-- INPUT RECORDS start --

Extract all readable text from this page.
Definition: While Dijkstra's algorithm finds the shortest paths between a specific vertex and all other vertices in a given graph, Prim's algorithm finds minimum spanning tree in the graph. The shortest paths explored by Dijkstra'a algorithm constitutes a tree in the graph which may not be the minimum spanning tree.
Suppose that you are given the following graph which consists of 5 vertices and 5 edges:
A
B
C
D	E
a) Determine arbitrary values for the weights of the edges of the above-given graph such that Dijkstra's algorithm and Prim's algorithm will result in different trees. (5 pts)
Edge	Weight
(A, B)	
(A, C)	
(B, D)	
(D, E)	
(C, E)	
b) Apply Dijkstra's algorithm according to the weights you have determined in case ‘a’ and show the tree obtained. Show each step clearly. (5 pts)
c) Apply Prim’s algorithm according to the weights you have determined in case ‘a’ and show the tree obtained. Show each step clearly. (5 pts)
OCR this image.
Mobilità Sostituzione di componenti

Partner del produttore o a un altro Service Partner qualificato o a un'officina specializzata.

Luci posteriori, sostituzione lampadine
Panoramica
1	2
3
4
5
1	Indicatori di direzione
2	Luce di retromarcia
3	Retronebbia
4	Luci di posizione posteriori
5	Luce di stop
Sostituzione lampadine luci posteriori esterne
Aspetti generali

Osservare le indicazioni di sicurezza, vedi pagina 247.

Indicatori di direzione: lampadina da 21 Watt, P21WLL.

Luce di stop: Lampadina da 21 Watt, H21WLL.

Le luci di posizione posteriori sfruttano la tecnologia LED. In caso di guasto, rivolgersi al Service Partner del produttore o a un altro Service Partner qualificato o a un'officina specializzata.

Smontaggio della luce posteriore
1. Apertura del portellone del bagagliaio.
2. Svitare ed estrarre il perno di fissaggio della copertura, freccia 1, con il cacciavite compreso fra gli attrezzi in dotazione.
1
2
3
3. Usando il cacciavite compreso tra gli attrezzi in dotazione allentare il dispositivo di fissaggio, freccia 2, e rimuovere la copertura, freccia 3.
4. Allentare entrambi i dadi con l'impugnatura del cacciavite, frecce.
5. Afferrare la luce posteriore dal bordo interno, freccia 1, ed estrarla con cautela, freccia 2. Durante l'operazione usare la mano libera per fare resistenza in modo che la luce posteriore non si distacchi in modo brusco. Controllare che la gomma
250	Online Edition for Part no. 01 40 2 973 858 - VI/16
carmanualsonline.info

-- INPUT RECORDS end --

TASK BRIEF
Copy out all of the data exactly, leaving nothing out.

TASK ANSWER
Extract all readable text from this page.
Definition: While Dijkstra's algorithm finds the shortest paths between a specific vertex and all other vertices in a given graph, Prim's algorithm finds minimum spanning tree in the graph. The shortest paths explored by Dijkstra'a algorithm constitutes a tree in the graph which may not be the minimum spanning tree.
Suppose that you are given the following graph which consists of 5 vertices and 5 edges:
A
B
C
D	E
a) Determine arbitrary values for the weights of the edges of the above-given graph such that Dijkstra's algorithm and Prim's algorithm will result in different trees. (5 pts)
Edge	Weight
(A, B)	
(A, C)	
(B, D)	
(D, E)	
(C, E)	
b) Apply Dijkstra's algorithm according to the weights you have determined in case ‘a’ and show the tree obtained. Show each step clearly. (5 pts)
c) Apply Prim’s algorithm according to the weights you have determined in case ‘a’ and show the tree obtained. Show each step clearly. (5 pts)
OCR this image.
Mobilità Sostituzione di componenti

Partner del produttore o a un altro Service Partner qualificato o a un'officina specializzata.

Luci posteriori, sostituzione lampadine
Panoramica
1	2
3
4
5
1	Indicatori di direzione
2	Luce di retromarcia
3	Retronebbia
4	Luci di posizione posteriori
5	Luce di stop
Sostituzione lampadine luci posteriori esterne
Aspetti generali

Osservare le indicazioni di sicurezza, vedi pagina 247.

Indicatori di direzione: lampadina da 21 Watt, P21WLL.

Luce di stop: Lampadina da 21 Watt, H21WLL.

Le luci di posizione posteriori sfruttano la tecnologia LED. In caso di guasto, rivolgersi al Service Partner del produttore o a un altro Service Partner qualificato o a un'officina specializzata.

Smontaggio della luce posteriore
1. Apertura del portellone del bagagliaio.
2. Svitare ed estrarre il perno di fissaggio della copertura, freccia 1, con il cacciavite compreso fra gli attrezzi in dotazione.
1
2
3
3. Usando il cacciavite compreso tra gli attrezzi in dotazione allentare il dispositivo di fissaggio, freccia 2, e rimuovere la copertura, freccia 3.
4. Allentare entrambi i dadi con l'impugnatura del cacciavite, frecce.
5. Afferrare la luce posteriore dal bordo interno, freccia 1, ed estrarla con cautela, freccia 2. Durante l'operazione usare la mano libera per fare resistenza in modo che la luce posteriore non si distacchi in modo brusco. Controllare che la gomma
250	Online Edition for Part no. 01 40 2 973 858 - VI/16
carmanualsonline.info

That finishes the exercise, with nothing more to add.